= Stated goal =
Gather all lines in the entries that include the word "this".

= Exercise inputs =
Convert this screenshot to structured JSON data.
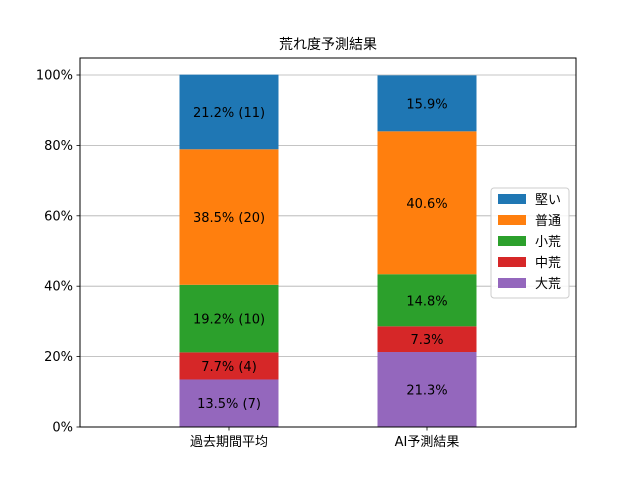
{
  "chart_data": {
    "type": "bar",
    "stacked": true,
    "title": "荒れ度予測結果",
    "xlabel": "",
    "ylabel": "",
    "ylim": [
      0,
      100
    ],
    "y_ticks": [
      "0%",
      "20%",
      "40%",
      "60%",
      "80%",
      "100%"
    ],
    "y_tick_values": [
      0,
      20,
      40,
      60,
      80,
      100
    ],
    "grid": "y",
    "legend_position": "right",
    "categories": [
      "過去期間平均",
      "AI予測結果"
    ],
    "series": [
      {
        "name": "大荒",
        "color": "#9467bd",
        "values": [
          13.5,
          21.3
        ],
        "labels": [
          "13.5% (7)",
          "21.3%"
        ]
      },
      {
        "name": "中荒",
        "color": "#d62728",
        "values": [
          7.7,
          7.3
        ],
        "labels": [
          "7.7% (4)",
          "7.3%"
        ]
      },
      {
        "name": "小荒",
        "color": "#2ca02c",
        "values": [
          19.2,
          14.8
        ],
        "labels": [
          "19.2% (10)",
          "14.8%"
        ]
      },
      {
        "name": "普通",
        "color": "#ff7f0e",
        "values": [
          38.5,
          40.6
        ],
        "labels": [
          "38.5% (20)",
          "40.6%"
        ]
      },
      {
        "name": "堅い",
        "color": "#1f77b4",
        "values": [
          21.2,
          15.9
        ],
        "labels": [
          "21.2% (11)",
          "15.9%"
        ]
      }
    ],
    "legend_order": [
      "堅い",
      "普通",
      "小荒",
      "中荒",
      "大荒"
    ]
  }
}
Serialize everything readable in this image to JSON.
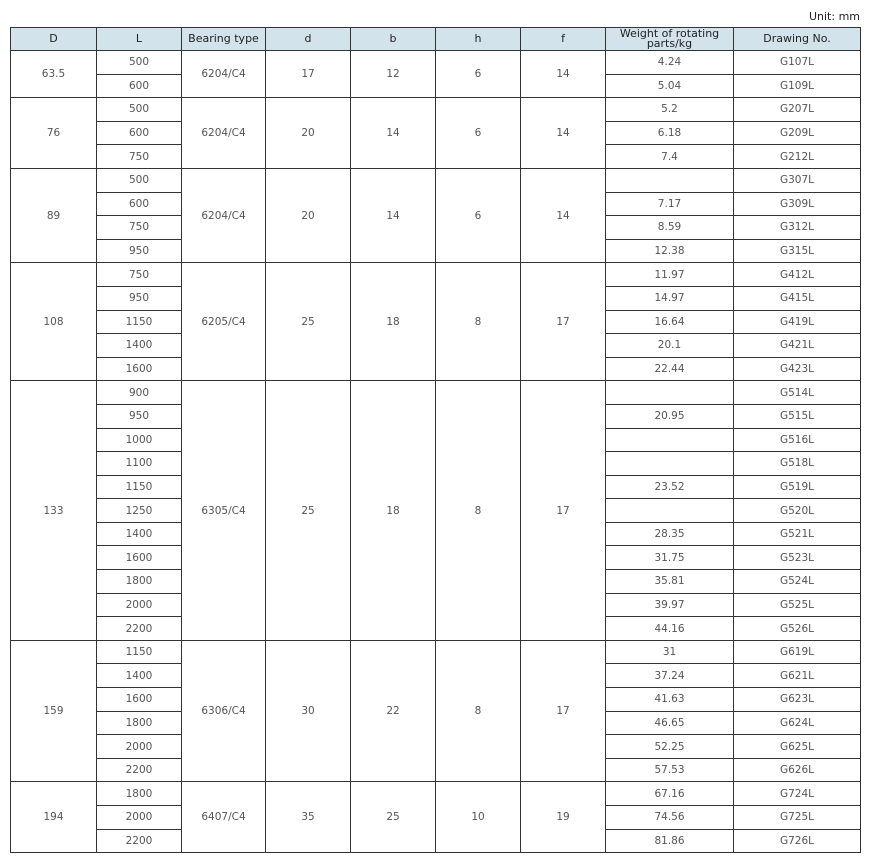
{
  "unit": "Unit: mm",
  "headers": [
    "D",
    "L",
    "Bearing type",
    "d",
    "b",
    "h",
    "f",
    "Weight of rotating parts/kg",
    "Drawing No."
  ],
  "groups": [
    {
      "D": "63.5",
      "bearing": "6204/C4",
      "d": "17",
      "b": "12",
      "h": "6",
      "f": "14",
      "rows": [
        {
          "L": "500",
          "weight": "4.24",
          "drawing": "G107L"
        },
        {
          "L": "600",
          "weight": "5.04",
          "drawing": "G109L"
        }
      ]
    },
    {
      "D": "76",
      "bearing": "6204/C4",
      "d": "20",
      "b": "14",
      "h": "6",
      "f": "14",
      "rows": [
        {
          "L": "500",
          "weight": "5.2",
          "drawing": "G207L"
        },
        {
          "L": "600",
          "weight": "6.18",
          "drawing": "G209L"
        },
        {
          "L": "750",
          "weight": "7.4",
          "drawing": "G212L"
        }
      ]
    },
    {
      "D": "89",
      "bearing": "6204/C4",
      "d": "20",
      "b": "14",
      "h": "6",
      "f": "14",
      "rows": [
        {
          "L": "500",
          "weight": "",
          "drawing": "G307L"
        },
        {
          "L": "600",
          "weight": "7.17",
          "drawing": "G309L"
        },
        {
          "L": "750",
          "weight": "8.59",
          "drawing": "G312L"
        },
        {
          "L": "950",
          "weight": "12.38",
          "drawing": "G315L"
        }
      ]
    },
    {
      "D": "108",
      "bearing": "6205/C4",
      "d": "25",
      "b": "18",
      "h": "8",
      "f": "17",
      "rows": [
        {
          "L": "750",
          "weight": "11.97",
          "drawing": "G412L"
        },
        {
          "L": "950",
          "weight": "14.97",
          "drawing": "G415L"
        },
        {
          "L": "1150",
          "weight": "16.64",
          "drawing": "G419L"
        },
        {
          "L": "1400",
          "weight": "20.1",
          "drawing": "G421L"
        },
        {
          "L": "1600",
          "weight": "22.44",
          "drawing": "G423L"
        }
      ]
    },
    {
      "D": "133",
      "bearing": "6305/C4",
      "d": "25",
      "b": "18",
      "h": "8",
      "f": "17",
      "rows": [
        {
          "L": "900",
          "weight": "",
          "drawing": "G514L"
        },
        {
          "L": "950",
          "weight": "20.95",
          "drawing": "G515L"
        },
        {
          "L": "1000",
          "weight": "",
          "drawing": "G516L"
        },
        {
          "L": "1100",
          "weight": "",
          "drawing": "G518L"
        },
        {
          "L": "1150",
          "weight": "23.52",
          "drawing": "G519L"
        },
        {
          "L": "1250",
          "weight": "",
          "drawing": "G520L"
        },
        {
          "L": "1400",
          "weight": "28.35",
          "drawing": "G521L"
        },
        {
          "L": "1600",
          "weight": "31.75",
          "drawing": "G523L"
        },
        {
          "L": "1800",
          "weight": "35.81",
          "drawing": "G524L"
        },
        {
          "L": "2000",
          "weight": "39.97",
          "drawing": "G525L"
        },
        {
          "L": "2200",
          "weight": "44.16",
          "drawing": "G526L"
        }
      ]
    },
    {
      "D": "159",
      "bearing": "6306/C4",
      "d": "30",
      "b": "22",
      "h": "8",
      "f": "17",
      "rows": [
        {
          "L": "1150",
          "weight": "31",
          "drawing": "G619L"
        },
        {
          "L": "1400",
          "weight": "37.24",
          "drawing": "G621L"
        },
        {
          "L": "1600",
          "weight": "41.63",
          "drawing": "G623L"
        },
        {
          "L": "1800",
          "weight": "46.65",
          "drawing": "G624L"
        },
        {
          "L": "2000",
          "weight": "52.25",
          "drawing": "G625L"
        },
        {
          "L": "2200",
          "weight": "57.53",
          "drawing": "G626L"
        }
      ]
    },
    {
      "D": "194",
      "bearing": "6407/C4",
      "d": "35",
      "b": "25",
      "h": "10",
      "f": "19",
      "rows": [
        {
          "L": "1800",
          "weight": "67.16",
          "drawing": "G724L"
        },
        {
          "L": "2000",
          "weight": "74.56",
          "drawing": "G725L"
        },
        {
          "L": "2200",
          "weight": "81.86",
          "drawing": "G726L"
        }
      ]
    }
  ]
}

= Correct result =
Convert this screenshot to structured JSON data.
Serialize everything readable in this image to JSON.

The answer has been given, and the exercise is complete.